→ **TÂCHE COURTE 1**
Recopiez à l'identique les entrées, depuis leur début jusqu'à la ligne contenant « segment-speck-3 — [165, 360, 171, 366] », cette dernière comprise.

════════

23
Rachel RUYSCH
Vase de fleurs et épis de maïs dans une niche
Estimation:
€50,000 - €80,000
Sold :
€111,520

Lot details

Vase de fleurs et épis de maïs dans une niche
Huile sur toile

Signée et datée 'Rachel Ruysch / 1742' en haut à gauche
(Ancien rentoilage fort, restaurations)

Vase of flowers and corncobs in a niche, oil on canvas, signed and dated, by R. Ruysch

Provenance:

Collection baron et baronne Vaxelaire, Bruxelles ;
Puis par descendance

Comment:
Ce bouquet de fleurs de 1742 est une belle œuvre de maturité de Rachel Ruysch, l'une des plus célèbres femmes peintres et des plus importantes peintres de fleurs de l'Age d'or hollandais. Au cours d'une remarquable carrière de plus de six décennies, elle se distingua dans la peinture de natures mortes variées, de simples jetés de fleurs à des sous-bois peuplés de reptiles et d'amphibiens, et de sobres bouquets dans des vases à d'extravagants arrangements floraux agrémentés d'insectes et souvent de fruits. Ses tableaux de fleurs les plus ambitieux datent des années 1700 à 1720, pendant lesquelles elle répondit à des commandes de prospères hommes d'affaires hollandais ou de princes étrangers comme le prince d'Anhalt-Koethen (également protecteur de Jean-Sébastien Bach), l'électeur palatin et le grand-duc de Florence. De tels commanditaires désiraient de Rachel Ruysch le meilleur de ses productions, d'une grande complexité et d'un fini méticuleux, obtenu à l'aide de délicats glacis, d'une observation assidue et d'une touche appliquée avec une assurance sans pareille.
Ces dernières années, le marché de l'art a fait ressurgir un certain nombre d'œuvres de maturité de l'artiste, permettant une meilleure perception de l'évolution de son art à la fin de sa carrière, et ce tableau en est un magnifique exemple. Comme le montrent ce tableau et d'autres produits au cours de sa dernière décennie d'activité, Rachel Ruysch embrassa le goût du XVIIIe siècle alors en vogue pour une palette plus brillante. Sa production augmenta également à cette période, réalisant au moins un tableau par an malgré son âge avancé. La plupart comporte à la fois l'indication de la date et de son âge, comme pour montrer avec une fierté non dissimulée ses capacités non diminuées. Utilisant des supports de plus petit format, nécessitant moins de temps, elle peignait alors volontiers des tableaux en paires, ce qui semble être devenu l'une de ses spécialités.
Deux autres tableaux datés de 1742 - année de ses 79 ans - sont répertoriés. L'un d'eux n'est connu que par sa description dans le catalogue de la vente du cabinet de la vicomtesse de Buisseret qui eut lieu à Bruxelles le 29 avril 18911. Comme notre bouquet de fleurs, il était signé et daté en haut à gauche, peint sur toile et mesurait 49 x 40 cm. Il représentait un bouquet de fleurs variées dans un vase en verre près duquel était placé un ananas sur un entablement. Format, date, médium, description du bouquet et présence d'un motif particulier à côté du vase, ces éléments nous permettent de penser que ce bouquet aujourd'hui non localisé pouvait être le pendant du nôtre.

════════

→ **TÂCHE COURTE 2**
Reprenez la fiche du lot depuis « Lot details » jusqu'à « rentoilage fort, restaurations) » en substituant « Huile sur panneau » à « Huile sur toile ».

════════

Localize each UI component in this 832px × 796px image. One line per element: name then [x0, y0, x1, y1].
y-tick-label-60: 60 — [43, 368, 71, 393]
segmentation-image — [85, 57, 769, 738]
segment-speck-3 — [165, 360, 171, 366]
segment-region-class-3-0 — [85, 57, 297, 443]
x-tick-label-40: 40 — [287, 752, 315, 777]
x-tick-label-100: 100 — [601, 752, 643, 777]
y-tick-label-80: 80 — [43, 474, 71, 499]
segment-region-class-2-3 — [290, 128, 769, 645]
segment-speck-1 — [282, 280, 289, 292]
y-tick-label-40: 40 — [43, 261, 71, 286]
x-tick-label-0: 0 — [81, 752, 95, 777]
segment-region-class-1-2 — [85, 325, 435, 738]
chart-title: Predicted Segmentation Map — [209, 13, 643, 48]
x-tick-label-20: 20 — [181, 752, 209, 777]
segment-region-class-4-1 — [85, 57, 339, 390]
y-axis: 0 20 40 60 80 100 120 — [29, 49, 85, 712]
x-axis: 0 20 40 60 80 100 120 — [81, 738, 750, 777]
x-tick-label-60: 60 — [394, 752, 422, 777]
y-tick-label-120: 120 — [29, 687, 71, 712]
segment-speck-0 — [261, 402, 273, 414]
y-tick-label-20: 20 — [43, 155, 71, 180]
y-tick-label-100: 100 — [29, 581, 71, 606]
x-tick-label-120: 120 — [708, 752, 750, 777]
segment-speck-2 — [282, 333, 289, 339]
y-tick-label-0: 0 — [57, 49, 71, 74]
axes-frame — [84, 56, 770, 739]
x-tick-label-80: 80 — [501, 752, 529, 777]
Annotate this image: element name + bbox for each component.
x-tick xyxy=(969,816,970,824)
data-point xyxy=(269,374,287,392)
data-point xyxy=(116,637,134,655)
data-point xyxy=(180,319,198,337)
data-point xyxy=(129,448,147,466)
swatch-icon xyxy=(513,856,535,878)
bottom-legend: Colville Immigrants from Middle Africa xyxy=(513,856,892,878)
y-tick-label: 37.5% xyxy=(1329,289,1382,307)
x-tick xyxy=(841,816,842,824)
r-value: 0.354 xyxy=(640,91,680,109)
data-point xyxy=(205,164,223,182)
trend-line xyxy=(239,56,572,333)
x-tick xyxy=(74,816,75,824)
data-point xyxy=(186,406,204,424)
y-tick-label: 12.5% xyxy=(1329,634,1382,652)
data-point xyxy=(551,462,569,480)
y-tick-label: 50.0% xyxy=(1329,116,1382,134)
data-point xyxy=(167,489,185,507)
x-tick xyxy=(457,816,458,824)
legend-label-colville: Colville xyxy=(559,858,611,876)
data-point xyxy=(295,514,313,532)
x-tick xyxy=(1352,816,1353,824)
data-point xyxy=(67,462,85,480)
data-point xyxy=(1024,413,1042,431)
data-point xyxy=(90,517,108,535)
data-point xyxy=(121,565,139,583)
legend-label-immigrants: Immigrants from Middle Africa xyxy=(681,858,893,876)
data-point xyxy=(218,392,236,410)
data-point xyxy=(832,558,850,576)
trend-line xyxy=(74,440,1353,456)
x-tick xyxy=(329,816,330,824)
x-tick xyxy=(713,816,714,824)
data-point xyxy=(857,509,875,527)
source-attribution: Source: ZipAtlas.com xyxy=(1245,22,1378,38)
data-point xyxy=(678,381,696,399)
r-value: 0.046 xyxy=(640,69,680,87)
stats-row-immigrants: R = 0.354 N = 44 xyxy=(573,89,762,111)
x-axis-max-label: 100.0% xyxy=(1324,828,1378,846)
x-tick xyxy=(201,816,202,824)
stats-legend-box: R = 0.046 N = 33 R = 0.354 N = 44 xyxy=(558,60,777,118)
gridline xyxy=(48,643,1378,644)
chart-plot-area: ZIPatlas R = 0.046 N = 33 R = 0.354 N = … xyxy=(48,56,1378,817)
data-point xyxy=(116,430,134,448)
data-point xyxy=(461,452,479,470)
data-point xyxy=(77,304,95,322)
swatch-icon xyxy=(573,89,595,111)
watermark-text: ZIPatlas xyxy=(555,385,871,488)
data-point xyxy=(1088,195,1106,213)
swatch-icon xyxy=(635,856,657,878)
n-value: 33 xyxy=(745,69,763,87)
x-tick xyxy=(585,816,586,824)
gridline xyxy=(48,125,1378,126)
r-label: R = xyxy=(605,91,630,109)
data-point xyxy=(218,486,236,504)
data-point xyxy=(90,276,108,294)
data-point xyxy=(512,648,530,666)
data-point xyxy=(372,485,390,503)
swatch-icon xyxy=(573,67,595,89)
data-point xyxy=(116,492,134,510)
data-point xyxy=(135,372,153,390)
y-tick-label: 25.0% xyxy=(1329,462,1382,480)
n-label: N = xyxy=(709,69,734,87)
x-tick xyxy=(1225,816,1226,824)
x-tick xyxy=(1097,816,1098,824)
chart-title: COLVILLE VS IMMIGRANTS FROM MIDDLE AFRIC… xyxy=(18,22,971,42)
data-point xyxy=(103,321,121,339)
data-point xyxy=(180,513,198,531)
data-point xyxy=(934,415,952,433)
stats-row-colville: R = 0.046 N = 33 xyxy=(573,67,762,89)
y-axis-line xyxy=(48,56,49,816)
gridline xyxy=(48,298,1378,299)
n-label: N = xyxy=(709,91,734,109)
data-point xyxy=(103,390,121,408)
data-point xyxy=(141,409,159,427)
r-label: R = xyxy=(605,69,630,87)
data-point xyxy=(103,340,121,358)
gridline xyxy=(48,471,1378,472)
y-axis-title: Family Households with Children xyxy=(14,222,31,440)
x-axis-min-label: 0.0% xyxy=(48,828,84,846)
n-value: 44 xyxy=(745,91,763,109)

════════

→ **SOLUTION DU PROBLÈME 1**
Localize each UI component in this 832px × 796px image. One line per element: name then [x0, y0, x1, y1].
y-tick-label-60: 60 — [43, 368, 71, 393]
segmentation-image — [85, 57, 769, 738]
segment-speck-3 — [165, 360, 171, 366]

→ **SOLUTION DU PROBLÈME 2**
Lot details

Vase de fleurs et épis de maïs dans une niche
Huile sur panneau

Signée et datée 'Rachel Ruysch / 1742' en haut à gauche
(Ancien rentoilage fort, restaurations)